**Zu erledigen:**
- A) In welcher Zeitschrift erschien laut dem Artikel über Armutsflüchtlinge der Beitrag von Tremmel und Schneider?
- B) Gib die Zeilen der Datensätze vom Anfang bis einschließlich der Zeile mit "list-item: PLANNING (412, 513, 488, 521)" als Markdown-Tabelle mit den Spalten „Nr.“ und „Zeile“ aus, ohne Leerzeilen.

**Dokumenttext:**
┏━━

Deutsche Sozialethiker verlangen Asyl auch für Armutsflüchtlinge

Benediktbeuern, 3.8.15 (kath.ch) Die katholischen Sozialethiker Hans Tremmel und Martin Schneider halten nichts von der Abgrenzung zwischen politisch Verfolgten und Wirtschafts- oder Armutsflüchtlingen. Leib und Leben würden nicht nur durch Verfolgung und Folter bedroht, «sondern auch durch Armut und Hunger», heisst es in einem Beitrag in der Internationalen Katholischen Zeitschrift «Communio». Es gehe um elementare Daseinsansprüche und damit um Menschenrecht. Deshalb sei es notwendig, den Flüchtlingsbegriff auszuweiten. Der Schweizer Theologe Martin Grichting äusserte kürzlich eine ganz andere Position zum Thema Asyl.

Der Leidensdruck könne sehr subjektiv sein, warum Menschen auf ungünstige politische, wirtschaftliche, soziale, demografische und ökologische Bedingungen mit Migration reagierten, schreiben die Theologen. «Objektiv aber verbindet sie die Hoffnung auf ein besseres Leben fern der Heimat.» Deshalb werde die strittige Frage sein, «ob Not ein für das Asylrecht oder den Flüchtlingsschutz hinreichender Fluchtgrund ist.» Tremmel ist Professor für Theologie und Ethik in der sozialen Arbeit an der Katholischen Stiftungsfachhochschule in Benediktbeuern, Martin Schneider ist wissenschaftlicher Mitarbeiter am Lehrstuhl für Christliche Sozialethik in München.

┗━━

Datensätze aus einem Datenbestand
┏━━

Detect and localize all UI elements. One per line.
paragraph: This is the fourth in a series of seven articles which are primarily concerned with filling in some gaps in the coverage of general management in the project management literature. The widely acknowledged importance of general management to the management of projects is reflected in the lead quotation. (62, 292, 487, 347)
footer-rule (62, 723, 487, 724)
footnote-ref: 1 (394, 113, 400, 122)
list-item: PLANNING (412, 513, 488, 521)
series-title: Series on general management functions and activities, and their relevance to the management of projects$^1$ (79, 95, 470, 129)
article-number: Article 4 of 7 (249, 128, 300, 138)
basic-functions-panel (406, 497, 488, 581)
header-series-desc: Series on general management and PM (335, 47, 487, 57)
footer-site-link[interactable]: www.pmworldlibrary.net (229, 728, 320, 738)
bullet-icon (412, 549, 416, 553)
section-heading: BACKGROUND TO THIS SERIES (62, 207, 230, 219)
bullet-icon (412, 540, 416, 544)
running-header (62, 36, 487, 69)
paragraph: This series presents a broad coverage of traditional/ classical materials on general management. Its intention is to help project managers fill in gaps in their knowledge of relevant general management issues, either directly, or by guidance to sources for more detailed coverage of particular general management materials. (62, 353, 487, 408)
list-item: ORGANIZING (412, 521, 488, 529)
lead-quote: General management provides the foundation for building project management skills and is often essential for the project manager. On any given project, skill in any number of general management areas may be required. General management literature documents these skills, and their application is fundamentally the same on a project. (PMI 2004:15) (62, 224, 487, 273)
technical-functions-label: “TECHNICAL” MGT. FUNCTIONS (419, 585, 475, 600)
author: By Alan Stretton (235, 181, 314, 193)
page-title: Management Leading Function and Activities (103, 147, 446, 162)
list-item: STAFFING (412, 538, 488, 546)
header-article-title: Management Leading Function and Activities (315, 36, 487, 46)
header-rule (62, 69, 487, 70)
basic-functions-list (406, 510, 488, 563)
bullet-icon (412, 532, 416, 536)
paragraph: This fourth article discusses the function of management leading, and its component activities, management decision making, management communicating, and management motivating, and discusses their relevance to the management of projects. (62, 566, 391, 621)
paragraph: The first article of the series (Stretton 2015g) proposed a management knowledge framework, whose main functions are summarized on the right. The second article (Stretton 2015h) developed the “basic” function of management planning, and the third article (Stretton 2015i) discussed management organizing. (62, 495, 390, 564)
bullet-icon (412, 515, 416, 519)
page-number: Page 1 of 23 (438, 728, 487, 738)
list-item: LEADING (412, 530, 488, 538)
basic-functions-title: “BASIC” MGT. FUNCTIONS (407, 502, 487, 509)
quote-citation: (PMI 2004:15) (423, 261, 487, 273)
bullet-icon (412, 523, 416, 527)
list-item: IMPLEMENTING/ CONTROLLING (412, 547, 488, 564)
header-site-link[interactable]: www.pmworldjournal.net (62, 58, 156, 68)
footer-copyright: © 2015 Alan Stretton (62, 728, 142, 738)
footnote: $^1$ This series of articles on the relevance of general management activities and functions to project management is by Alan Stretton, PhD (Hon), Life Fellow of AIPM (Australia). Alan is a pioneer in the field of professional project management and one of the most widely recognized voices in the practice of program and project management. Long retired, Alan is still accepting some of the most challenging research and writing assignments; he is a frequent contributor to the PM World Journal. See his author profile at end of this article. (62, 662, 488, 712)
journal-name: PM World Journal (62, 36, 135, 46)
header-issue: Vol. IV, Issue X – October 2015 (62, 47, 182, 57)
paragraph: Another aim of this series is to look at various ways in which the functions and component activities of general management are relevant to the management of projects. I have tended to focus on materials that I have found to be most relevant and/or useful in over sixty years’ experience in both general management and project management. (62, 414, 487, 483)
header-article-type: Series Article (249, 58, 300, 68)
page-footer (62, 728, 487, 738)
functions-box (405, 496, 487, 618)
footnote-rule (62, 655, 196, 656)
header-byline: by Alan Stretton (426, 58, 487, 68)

┗━━

**Richtige Antworten:**
- A) In der Internationalen Katholischen Zeitschrift «Communio».

- B)
| Nr. | Zeile |
|---|---|
| 1 | Detect and localize all UI elements. One per line. |
| 2 | paragraph: This is the fourth in a series of seven articles which are primarily concerned with filling in some gaps in the coverage of general management in the project management literature. The widely acknowledged importance of general management to the management of projects is reflected in the lead quotation. (62, 292, 487, 347) |
| 3 | footer-rule (62, 723, 487, 724) |
| 4 | footnote-ref: 1 (394, 113, 400, 122) |
| 5 | list-item: PLANNING (412, 513, 488, 521) |